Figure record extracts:
⁂

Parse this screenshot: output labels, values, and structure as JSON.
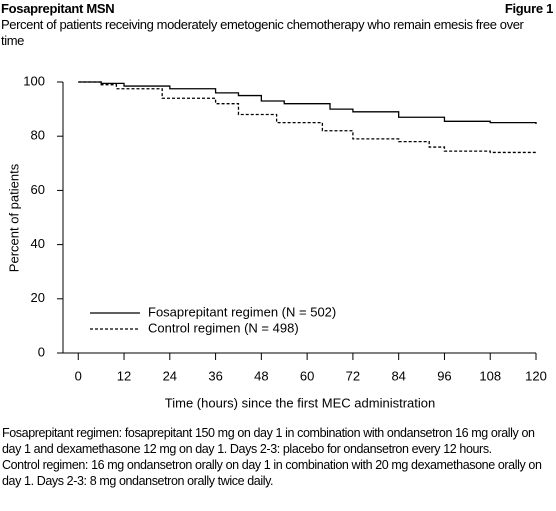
{
  "chart_data": {
    "type": "step-line",
    "header": "Fosaprepitant MSN",
    "figure_label": "Figure 1",
    "title": "Percent of patients receiving moderately emetogenic chemotherapy who remain emesis free over time",
    "xlabel": "Time (hours) since the first MEC administration",
    "ylabel": "Percent of patients",
    "xlim": [
      -4,
      120
    ],
    "xticks": [
      0,
      12,
      24,
      36,
      48,
      60,
      72,
      84,
      96,
      108,
      120
    ],
    "ylim": [
      0,
      100
    ],
    "yticks": [
      0,
      20,
      40,
      60,
      80,
      100
    ],
    "legend": "lower-left",
    "series": [
      {
        "name": "Fosaprepitant regimen (N = 502)",
        "color": "#000000",
        "dash": "solid",
        "x": [
          0,
          6,
          12,
          24,
          36,
          42,
          48,
          54,
          66,
          72,
          84,
          96,
          108,
          120
        ],
        "values": [
          100,
          99.5,
          98.5,
          97.5,
          96,
          95,
          93,
          92,
          90,
          89,
          87,
          85.5,
          85,
          84.5
        ]
      },
      {
        "name": "Control regimen (N = 498)",
        "color": "#000000",
        "dash": "dashed",
        "x": [
          0,
          6,
          10,
          22,
          36,
          42,
          52,
          64,
          72,
          84,
          92,
          96,
          108,
          120
        ],
        "values": [
          100,
          99,
          97.5,
          94,
          92,
          88,
          85,
          82,
          79,
          78,
          76,
          74.5,
          74,
          74
        ]
      }
    ],
    "notes": [
      "Fosaprepitant regimen: fosaprepitant 150 mg on day 1 in combination with ondansetron 16 mg orally on day 1 and dexamethasone 12 mg on day 1. Days 2-3: placebo for ondansetron every 12 hours.",
      "Control regimen: 16 mg ondansetron orally on day 1 in combination with 20 mg dexamethasone orally on day 1. Days 2-3: 8 mg ondansetron orally twice daily."
    ]
  }
}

⁂

◆ **Your goal**: Pull each line containing the word "hours" out of the data above.

◆ **Task response**:
    "xlabel": "Time (hours) since the first MEC administration",
      "Fosaprepitant regimen: fosaprepitant 150 mg on day 1 in combination with ondansetron 16 mg orally on day 1 and dexamethasone 12 mg on day 1. Days 2-3: placebo for ondansetron every 12 hours.",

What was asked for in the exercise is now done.